#### RECORDS SUPPLIED ####

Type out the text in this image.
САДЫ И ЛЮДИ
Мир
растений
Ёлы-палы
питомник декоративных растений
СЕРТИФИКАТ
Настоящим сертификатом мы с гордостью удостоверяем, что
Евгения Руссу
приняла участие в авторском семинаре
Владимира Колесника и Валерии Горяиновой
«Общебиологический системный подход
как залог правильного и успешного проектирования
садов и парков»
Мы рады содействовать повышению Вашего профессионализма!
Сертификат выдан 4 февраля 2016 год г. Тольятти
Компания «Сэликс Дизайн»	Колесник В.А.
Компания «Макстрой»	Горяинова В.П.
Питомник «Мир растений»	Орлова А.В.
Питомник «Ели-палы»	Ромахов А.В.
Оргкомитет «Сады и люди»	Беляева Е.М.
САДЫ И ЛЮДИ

####

• TASK DESCRIPTION
Pull out every line above that holds the word "растений".

• RESPONSE FOR THIS EXERCISE
растений
питомник декоративных растений
Питомник «Мир растений»	Орлова А.В.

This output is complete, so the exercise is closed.